GIVEN EXERCISE. Copy all lines in which the word "color" can be found.

Start of RECORDS FOR THIS TASK

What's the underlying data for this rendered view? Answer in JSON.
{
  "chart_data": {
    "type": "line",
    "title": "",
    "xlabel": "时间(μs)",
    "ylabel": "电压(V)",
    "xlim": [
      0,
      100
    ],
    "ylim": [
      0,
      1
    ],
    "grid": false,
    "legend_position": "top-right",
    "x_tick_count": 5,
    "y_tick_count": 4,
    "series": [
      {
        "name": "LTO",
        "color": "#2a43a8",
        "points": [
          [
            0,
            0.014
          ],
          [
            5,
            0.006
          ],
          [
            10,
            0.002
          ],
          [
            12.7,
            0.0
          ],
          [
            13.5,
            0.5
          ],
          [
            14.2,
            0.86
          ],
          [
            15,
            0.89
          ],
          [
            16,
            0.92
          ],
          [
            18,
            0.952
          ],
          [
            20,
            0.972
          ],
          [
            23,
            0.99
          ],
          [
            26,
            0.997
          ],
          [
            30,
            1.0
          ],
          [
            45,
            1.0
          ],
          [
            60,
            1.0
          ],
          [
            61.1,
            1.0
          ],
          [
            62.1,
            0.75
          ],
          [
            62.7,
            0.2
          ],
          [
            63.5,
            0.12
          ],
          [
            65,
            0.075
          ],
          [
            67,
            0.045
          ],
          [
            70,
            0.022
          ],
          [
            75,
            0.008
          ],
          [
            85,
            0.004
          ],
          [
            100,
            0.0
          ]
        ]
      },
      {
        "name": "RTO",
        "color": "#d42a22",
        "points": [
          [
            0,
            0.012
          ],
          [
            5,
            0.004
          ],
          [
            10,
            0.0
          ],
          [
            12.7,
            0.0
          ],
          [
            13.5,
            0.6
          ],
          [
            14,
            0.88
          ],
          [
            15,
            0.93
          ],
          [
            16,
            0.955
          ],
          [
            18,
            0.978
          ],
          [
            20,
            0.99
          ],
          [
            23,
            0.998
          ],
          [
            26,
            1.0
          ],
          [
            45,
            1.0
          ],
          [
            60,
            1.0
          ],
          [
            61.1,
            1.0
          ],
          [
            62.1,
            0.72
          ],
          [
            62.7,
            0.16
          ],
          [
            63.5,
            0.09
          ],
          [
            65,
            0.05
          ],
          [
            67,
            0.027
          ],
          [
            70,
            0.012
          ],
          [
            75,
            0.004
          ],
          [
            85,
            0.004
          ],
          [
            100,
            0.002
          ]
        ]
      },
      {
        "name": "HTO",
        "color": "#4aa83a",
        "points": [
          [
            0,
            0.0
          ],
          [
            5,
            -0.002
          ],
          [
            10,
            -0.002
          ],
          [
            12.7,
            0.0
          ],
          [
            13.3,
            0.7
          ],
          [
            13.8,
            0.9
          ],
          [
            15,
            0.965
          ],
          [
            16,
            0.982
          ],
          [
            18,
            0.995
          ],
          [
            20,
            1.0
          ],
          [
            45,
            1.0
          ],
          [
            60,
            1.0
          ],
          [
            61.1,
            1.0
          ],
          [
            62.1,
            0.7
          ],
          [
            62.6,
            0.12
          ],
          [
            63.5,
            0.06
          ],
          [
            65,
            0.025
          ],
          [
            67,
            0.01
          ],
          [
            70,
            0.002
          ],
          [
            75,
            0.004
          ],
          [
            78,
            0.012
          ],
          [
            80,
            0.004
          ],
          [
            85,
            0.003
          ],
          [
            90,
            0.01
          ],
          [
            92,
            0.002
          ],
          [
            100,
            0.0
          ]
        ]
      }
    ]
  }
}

End of RECORDS FOR THIS TASK

FULL RESPONSE.
        "color": "#2a43a8",
        "color": "#d42a22",
        "color": "#4aa83a",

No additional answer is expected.